**TASK TO COMPLETE**: Substitute "Observed" for each "Data" in the lines running from the line with "List all visible" up to and including the line with "Line: Model 2c: Model". Give back only those lines, with nothing else changed.

**EXTRACTED MATERIAL**:
################

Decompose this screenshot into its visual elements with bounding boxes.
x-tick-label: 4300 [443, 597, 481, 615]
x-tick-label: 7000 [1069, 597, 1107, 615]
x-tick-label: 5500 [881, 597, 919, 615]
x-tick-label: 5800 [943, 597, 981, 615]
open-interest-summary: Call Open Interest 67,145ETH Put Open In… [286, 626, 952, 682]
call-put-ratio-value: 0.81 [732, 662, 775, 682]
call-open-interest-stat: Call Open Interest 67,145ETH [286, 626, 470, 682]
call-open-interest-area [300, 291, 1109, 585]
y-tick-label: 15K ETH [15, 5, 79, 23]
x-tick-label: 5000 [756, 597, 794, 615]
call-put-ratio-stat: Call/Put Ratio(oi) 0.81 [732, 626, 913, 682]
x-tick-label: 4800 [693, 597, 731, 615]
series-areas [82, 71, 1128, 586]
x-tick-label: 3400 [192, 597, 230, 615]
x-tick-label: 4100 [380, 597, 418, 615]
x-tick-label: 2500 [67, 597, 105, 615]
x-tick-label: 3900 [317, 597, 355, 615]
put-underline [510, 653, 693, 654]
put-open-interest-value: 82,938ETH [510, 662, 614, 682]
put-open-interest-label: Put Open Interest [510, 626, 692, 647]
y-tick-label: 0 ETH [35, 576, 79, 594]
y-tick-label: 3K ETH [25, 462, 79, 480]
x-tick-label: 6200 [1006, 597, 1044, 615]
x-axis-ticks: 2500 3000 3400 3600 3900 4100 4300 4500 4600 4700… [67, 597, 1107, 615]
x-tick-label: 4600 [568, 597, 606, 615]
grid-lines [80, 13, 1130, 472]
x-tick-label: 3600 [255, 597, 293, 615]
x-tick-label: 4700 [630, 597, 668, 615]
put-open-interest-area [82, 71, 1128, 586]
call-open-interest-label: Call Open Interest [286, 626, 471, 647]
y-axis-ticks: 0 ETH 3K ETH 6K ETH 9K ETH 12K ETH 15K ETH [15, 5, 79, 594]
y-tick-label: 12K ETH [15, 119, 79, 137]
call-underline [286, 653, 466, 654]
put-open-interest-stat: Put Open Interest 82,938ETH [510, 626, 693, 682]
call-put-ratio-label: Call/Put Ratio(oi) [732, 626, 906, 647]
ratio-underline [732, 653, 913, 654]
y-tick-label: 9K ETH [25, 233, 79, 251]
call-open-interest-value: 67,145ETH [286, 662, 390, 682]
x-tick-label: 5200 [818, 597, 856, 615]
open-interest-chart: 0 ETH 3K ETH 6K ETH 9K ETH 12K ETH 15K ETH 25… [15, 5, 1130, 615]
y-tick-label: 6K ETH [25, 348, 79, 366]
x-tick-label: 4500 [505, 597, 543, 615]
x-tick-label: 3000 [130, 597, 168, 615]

################

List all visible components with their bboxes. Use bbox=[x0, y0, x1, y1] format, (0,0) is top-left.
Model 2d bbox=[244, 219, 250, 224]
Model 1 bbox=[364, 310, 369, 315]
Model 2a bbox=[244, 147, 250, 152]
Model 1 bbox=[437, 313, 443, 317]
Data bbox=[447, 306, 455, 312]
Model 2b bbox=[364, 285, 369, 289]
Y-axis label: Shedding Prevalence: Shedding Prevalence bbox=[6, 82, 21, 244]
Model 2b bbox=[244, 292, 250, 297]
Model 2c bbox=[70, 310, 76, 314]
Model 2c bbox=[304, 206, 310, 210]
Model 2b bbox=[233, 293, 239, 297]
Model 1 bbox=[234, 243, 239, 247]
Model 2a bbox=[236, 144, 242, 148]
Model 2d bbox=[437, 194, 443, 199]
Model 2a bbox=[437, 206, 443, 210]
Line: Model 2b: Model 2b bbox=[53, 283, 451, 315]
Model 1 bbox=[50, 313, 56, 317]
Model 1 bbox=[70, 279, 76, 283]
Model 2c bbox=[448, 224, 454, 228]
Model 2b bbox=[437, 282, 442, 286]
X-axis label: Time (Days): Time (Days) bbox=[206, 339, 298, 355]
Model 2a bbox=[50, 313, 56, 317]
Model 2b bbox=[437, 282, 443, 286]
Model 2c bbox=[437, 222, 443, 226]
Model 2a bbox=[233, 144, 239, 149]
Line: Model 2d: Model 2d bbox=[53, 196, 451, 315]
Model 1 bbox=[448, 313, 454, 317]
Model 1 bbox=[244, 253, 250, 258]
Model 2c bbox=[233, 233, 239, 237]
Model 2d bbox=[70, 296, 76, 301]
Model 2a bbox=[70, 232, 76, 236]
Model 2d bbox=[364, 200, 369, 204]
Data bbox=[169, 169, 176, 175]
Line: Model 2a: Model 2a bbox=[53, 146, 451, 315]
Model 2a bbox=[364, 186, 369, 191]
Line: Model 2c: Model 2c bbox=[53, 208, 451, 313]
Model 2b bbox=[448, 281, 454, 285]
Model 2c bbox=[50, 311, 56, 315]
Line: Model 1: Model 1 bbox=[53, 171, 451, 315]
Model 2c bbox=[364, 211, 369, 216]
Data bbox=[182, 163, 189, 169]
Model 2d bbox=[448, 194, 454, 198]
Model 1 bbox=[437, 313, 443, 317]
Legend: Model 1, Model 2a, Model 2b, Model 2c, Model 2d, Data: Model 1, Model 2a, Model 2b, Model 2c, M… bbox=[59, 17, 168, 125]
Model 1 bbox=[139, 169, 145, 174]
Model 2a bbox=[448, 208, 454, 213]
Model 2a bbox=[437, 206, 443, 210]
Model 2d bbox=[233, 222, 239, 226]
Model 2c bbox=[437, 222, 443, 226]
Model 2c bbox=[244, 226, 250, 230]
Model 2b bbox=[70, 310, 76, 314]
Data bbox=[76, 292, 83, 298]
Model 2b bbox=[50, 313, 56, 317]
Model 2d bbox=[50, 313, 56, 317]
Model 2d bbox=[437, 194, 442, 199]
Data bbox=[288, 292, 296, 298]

################

**REPLY TO THE EXERCISE**:
List all visible components with their bboxes. Use bbox=[x0, y0, x1, y1] format, (0,0) is top-left.
Model 2d bbox=[244, 219, 250, 224]
Model 1 bbox=[364, 310, 369, 315]
Model 2a bbox=[244, 147, 250, 152]
Model 1 bbox=[437, 313, 443, 317]
Observed bbox=[447, 306, 455, 312]
Model 2b bbox=[364, 285, 369, 289]
Y-axis label: Shedding Prevalence: Shedding Prevalence bbox=[6, 82, 21, 244]
Model 2b bbox=[244, 292, 250, 297]
Model 2c bbox=[70, 310, 76, 314]
Model 2c bbox=[304, 206, 310, 210]
Model 2b bbox=[233, 293, 239, 297]
Model 1 bbox=[234, 243, 239, 247]
Model 2a bbox=[236, 144, 242, 148]
Model 2d bbox=[437, 194, 443, 199]
Model 2a bbox=[437, 206, 443, 210]
Line: Model 2b: Model 2b bbox=[53, 283, 451, 315]
Model 1 bbox=[50, 313, 56, 317]
Model 1 bbox=[70, 279, 76, 283]
Model 2c bbox=[448, 224, 454, 228]
Model 2b bbox=[437, 282, 442, 286]
X-axis label: Time (Days): Time (Days) bbox=[206, 339, 298, 355]
Model 2a bbox=[50, 313, 56, 317]
Model 2b bbox=[437, 282, 443, 286]
Model 2c bbox=[437, 222, 443, 226]
Model 2a bbox=[233, 144, 239, 149]
Line: Model 2d: Model 2d bbox=[53, 196, 451, 315]
Model 1 bbox=[448, 313, 454, 317]
Model 1 bbox=[244, 253, 250, 258]
Model 2c bbox=[233, 233, 239, 237]
Model 2d bbox=[70, 296, 76, 301]
Model 2a bbox=[70, 232, 76, 236]
Model 2d bbox=[364, 200, 369, 204]
Observed bbox=[169, 169, 176, 175]
Line: Model 2a: Model 2a bbox=[53, 146, 451, 315]
Model 2a bbox=[364, 186, 369, 191]
Line: Model 2c: Model 2c bbox=[53, 208, 451, 313]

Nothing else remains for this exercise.